But its way too soon to tell how it will play out.

Oh and release will probably not be very good. Lets be realistic. Its in how they react to issues that matter the most through patches.

That said ed beach did a very good job with civ5 expansions in term of design. I have more reservations about fine balancing but thats alright because we can mod that once we get enough game experience.

I think fine balancing is beyond most developers' abilities. Working inside the game's framework to optimize is pretty different from creating/programming it, it's rare to find developers who can play at anywhere near the quality of a game's elite players, in any game. They usually have the knowledge to be significantly above average and that's about it.
 
I think fine balancing is beyond most developers' abilities. Working inside the game's framework to optimize is pretty different from creating/programming it, it's rare to find developers who can play at anywhere near the quality of a game's elite players, in any game. They usually have the knowledge to be significantly above average and that's about it.

This is a really good point. Programming the game and balancing the game are almost two distinct skill sets.
 
I think fine balancing is beyond most developers' abilities. Working inside the game's framework to optimize is pretty different from creating/programming it, it's rare to find developers who can play at anywhere near the quality of a game's elite players, in any game. They usually have the knowledge to be significantly above average and that's about it.

------------------------------------------------------------

**Goal of the exercise**
Can you copy the forum thread starting at "But its way" and ending at "most through patches.", but change "patches" to "updates"? These rows are unrelated to the forum thread.

------------------------------------------------------------

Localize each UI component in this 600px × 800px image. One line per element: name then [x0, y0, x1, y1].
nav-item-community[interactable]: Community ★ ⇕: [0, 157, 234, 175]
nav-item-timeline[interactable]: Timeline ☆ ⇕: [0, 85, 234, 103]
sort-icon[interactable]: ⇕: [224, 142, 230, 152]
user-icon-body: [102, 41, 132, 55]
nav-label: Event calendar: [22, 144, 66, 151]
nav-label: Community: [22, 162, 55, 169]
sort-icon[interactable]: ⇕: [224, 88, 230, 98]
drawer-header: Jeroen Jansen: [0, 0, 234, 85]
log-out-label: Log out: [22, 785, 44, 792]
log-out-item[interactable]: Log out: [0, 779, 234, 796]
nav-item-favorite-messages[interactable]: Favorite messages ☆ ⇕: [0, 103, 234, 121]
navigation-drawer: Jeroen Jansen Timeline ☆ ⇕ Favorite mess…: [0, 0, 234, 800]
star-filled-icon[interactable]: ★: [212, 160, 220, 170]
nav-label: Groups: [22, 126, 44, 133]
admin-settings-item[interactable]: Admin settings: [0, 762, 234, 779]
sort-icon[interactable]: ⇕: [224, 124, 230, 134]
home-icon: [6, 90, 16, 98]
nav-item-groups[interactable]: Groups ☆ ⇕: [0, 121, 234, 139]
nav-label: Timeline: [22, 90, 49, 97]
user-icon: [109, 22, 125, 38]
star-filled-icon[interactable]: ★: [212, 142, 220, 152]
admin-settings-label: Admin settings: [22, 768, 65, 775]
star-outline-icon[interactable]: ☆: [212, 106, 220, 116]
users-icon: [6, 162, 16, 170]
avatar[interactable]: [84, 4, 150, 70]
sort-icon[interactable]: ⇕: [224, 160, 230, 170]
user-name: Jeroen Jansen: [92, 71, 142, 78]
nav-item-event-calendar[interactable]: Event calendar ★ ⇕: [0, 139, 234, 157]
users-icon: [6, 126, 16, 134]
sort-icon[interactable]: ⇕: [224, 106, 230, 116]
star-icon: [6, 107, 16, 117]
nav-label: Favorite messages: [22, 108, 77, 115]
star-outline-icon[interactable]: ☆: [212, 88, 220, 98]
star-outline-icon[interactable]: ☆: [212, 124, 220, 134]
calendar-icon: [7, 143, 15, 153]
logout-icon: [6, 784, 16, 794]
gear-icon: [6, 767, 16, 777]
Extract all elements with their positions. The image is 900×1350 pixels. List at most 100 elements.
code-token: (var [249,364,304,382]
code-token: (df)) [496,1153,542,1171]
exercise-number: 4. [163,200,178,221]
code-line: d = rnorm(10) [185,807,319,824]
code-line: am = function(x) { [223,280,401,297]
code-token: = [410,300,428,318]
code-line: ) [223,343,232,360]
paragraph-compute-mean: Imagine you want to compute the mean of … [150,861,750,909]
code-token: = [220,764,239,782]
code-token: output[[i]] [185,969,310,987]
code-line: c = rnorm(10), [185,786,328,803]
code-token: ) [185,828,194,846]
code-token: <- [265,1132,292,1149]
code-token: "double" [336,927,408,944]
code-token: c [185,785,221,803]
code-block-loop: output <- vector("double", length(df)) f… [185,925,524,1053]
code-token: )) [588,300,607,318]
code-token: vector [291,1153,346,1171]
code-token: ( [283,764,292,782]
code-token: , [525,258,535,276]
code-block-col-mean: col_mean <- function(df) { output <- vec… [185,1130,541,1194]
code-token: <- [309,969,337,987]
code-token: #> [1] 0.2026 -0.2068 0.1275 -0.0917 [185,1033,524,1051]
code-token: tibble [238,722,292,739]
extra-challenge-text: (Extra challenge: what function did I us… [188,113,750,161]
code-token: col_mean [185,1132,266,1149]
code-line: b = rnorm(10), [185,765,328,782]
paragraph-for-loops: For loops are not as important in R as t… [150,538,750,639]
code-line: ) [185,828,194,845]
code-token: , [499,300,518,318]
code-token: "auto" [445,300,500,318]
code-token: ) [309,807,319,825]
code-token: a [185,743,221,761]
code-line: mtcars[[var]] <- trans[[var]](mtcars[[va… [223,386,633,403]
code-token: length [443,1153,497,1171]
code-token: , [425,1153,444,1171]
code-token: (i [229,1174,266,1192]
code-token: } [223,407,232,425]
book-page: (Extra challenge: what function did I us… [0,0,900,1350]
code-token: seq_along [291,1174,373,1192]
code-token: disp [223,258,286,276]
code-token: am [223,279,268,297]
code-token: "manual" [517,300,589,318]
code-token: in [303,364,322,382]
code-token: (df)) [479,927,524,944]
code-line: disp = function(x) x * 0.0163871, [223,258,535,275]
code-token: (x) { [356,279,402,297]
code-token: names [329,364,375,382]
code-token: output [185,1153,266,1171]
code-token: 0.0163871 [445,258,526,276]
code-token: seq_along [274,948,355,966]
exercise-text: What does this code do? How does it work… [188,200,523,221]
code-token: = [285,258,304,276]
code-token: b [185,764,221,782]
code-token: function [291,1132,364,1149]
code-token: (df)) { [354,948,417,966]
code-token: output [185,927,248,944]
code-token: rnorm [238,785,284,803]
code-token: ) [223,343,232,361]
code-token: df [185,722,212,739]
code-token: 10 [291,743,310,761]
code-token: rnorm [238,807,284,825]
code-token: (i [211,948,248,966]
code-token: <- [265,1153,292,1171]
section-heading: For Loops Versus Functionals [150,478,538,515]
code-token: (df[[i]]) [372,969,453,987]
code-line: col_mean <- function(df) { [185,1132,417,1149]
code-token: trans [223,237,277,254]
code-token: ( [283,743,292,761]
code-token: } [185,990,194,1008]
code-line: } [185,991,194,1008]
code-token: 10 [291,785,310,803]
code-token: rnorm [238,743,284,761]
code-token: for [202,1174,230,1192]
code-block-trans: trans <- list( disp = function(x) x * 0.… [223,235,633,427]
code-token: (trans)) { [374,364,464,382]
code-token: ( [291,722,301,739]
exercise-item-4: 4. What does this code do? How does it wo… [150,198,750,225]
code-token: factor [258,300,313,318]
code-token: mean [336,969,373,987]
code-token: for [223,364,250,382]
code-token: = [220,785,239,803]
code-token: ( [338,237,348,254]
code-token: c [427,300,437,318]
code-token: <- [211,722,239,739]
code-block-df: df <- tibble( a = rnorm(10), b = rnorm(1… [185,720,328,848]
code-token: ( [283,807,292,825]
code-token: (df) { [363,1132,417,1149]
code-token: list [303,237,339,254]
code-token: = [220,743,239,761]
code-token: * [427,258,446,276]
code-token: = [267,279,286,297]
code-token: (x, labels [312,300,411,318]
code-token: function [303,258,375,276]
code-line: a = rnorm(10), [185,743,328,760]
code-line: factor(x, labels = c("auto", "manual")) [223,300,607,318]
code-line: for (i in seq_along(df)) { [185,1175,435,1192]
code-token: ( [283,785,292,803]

------------------------------------------------------------

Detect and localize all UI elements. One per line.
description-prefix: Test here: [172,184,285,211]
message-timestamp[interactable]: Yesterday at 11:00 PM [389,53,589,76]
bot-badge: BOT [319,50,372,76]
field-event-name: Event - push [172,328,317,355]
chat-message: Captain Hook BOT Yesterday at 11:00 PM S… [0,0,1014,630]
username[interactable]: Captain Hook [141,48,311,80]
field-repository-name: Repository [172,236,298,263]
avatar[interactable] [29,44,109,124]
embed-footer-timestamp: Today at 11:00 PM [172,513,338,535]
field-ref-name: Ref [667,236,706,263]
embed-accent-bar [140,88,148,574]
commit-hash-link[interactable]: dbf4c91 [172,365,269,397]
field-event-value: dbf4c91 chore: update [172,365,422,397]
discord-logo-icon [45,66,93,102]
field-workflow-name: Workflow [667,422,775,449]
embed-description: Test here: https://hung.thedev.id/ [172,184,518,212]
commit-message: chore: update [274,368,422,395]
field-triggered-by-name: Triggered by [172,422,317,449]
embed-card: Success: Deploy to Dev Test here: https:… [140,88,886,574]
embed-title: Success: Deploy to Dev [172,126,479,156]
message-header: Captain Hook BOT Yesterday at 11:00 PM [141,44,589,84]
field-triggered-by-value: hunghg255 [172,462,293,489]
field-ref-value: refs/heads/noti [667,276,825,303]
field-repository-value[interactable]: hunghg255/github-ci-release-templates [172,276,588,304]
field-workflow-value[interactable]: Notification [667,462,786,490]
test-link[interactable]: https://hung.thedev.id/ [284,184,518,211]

------------------------------------------------------------

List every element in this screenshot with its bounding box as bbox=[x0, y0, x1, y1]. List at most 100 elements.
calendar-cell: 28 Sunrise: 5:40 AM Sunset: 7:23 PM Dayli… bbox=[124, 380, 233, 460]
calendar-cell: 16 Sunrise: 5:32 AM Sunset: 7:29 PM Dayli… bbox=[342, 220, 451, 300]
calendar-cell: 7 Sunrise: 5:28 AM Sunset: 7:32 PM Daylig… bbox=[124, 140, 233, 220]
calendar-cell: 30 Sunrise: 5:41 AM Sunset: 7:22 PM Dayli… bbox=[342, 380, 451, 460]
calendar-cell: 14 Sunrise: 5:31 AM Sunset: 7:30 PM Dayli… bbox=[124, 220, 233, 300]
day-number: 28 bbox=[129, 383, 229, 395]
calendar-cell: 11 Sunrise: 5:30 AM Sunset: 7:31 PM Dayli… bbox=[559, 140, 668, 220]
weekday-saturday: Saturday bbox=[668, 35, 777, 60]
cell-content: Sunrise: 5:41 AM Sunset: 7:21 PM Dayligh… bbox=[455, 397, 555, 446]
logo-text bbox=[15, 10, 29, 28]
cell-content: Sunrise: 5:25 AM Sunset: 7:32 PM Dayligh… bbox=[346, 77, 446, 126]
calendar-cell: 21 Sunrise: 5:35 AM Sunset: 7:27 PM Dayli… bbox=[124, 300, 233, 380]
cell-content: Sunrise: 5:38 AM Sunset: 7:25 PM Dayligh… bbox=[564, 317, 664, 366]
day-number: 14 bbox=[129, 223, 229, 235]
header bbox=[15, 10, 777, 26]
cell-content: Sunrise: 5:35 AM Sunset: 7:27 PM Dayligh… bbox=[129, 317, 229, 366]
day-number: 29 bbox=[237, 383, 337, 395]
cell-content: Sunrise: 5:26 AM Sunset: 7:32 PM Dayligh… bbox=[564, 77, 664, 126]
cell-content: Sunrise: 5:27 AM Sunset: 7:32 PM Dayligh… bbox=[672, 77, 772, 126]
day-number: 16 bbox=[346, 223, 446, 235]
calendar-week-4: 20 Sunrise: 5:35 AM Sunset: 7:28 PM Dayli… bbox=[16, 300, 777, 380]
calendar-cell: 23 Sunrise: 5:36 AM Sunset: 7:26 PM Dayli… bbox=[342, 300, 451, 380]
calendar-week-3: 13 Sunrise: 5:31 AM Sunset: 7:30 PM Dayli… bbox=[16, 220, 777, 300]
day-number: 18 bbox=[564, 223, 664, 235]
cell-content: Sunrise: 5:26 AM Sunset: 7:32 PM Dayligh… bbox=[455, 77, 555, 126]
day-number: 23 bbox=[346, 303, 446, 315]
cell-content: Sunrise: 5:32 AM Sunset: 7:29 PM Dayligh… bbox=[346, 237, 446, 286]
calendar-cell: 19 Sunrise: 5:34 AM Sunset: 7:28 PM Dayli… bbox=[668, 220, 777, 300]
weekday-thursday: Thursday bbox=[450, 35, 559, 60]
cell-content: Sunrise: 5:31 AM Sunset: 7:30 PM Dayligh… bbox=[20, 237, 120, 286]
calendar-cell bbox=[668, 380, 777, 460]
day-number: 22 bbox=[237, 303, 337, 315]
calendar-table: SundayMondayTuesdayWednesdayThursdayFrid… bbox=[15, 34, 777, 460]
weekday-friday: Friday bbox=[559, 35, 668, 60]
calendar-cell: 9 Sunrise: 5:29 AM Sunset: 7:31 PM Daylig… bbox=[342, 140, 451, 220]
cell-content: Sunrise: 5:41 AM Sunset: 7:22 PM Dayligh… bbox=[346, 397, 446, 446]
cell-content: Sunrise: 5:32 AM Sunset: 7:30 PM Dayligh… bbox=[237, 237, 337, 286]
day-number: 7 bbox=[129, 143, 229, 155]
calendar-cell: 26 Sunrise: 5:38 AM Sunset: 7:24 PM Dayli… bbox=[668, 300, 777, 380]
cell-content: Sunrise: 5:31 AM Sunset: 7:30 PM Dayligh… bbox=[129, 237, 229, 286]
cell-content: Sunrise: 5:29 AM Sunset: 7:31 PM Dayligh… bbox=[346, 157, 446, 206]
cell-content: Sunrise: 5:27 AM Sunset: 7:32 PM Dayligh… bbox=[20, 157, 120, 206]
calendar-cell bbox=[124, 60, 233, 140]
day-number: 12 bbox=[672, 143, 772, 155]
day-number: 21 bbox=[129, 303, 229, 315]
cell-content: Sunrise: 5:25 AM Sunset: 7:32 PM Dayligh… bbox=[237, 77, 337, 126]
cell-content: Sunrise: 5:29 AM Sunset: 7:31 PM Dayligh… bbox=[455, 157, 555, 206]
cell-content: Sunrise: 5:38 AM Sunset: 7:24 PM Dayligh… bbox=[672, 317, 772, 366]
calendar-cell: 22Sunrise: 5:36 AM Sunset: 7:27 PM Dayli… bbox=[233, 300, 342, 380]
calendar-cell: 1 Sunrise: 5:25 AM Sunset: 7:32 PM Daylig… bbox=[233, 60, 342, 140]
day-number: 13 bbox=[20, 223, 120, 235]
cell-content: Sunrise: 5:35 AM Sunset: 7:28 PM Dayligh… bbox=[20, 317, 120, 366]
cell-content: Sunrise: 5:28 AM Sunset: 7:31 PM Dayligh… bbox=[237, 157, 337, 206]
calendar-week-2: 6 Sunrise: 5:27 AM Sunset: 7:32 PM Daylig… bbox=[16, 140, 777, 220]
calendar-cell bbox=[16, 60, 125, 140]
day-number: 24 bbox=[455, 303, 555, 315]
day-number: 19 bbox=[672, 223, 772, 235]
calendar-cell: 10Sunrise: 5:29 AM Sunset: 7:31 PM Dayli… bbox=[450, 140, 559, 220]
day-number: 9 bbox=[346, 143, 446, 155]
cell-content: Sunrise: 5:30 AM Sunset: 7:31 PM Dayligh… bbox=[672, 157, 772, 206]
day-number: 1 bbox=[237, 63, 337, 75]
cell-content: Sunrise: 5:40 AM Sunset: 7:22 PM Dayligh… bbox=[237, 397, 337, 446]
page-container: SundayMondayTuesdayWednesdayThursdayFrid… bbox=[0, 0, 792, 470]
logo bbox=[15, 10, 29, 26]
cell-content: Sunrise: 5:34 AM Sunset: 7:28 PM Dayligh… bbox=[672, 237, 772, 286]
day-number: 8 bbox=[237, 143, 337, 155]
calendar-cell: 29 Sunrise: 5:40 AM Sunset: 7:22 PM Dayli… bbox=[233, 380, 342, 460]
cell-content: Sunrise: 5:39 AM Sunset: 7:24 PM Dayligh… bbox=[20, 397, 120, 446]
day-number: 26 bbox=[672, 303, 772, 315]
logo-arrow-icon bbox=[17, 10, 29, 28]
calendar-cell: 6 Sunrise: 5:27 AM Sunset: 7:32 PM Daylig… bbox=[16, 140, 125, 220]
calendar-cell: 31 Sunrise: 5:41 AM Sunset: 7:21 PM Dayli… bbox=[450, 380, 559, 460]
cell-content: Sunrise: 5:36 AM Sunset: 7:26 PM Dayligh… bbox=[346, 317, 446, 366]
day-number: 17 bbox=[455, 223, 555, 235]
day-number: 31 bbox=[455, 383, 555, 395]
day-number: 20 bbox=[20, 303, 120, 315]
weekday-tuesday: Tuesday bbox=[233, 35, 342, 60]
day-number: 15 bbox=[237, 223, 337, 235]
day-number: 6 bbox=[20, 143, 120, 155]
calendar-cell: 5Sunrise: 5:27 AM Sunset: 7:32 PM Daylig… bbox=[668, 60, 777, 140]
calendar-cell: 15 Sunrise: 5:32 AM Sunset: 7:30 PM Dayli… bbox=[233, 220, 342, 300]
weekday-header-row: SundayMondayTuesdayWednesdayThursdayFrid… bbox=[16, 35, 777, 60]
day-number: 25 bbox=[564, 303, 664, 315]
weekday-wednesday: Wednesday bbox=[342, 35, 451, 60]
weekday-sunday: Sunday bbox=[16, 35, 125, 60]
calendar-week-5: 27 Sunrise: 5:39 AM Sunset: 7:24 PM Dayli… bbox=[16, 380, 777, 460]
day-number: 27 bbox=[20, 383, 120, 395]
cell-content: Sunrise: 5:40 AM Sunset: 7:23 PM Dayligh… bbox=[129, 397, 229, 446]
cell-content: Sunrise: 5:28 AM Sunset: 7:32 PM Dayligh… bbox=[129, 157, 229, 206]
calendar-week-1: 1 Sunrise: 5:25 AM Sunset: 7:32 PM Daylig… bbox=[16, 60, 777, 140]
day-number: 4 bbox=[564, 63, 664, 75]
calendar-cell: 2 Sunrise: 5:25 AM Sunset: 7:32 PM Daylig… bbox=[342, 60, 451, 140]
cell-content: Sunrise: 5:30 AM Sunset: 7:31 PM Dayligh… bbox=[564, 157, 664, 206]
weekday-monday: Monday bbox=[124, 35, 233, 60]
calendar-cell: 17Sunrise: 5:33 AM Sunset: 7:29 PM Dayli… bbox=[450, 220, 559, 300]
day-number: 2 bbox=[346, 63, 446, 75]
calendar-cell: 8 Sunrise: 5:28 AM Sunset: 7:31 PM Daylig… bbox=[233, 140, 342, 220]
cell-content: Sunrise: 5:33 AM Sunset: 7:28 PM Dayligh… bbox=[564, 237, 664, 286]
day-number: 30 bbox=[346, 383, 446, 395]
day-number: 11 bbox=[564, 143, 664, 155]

------------------------------------------------------------

**Task output**
But its way too soon to tell how it will play out.

Oh and release will probably not be very good. Lets be realistic. Its in how they react to issues that matter the most through updates.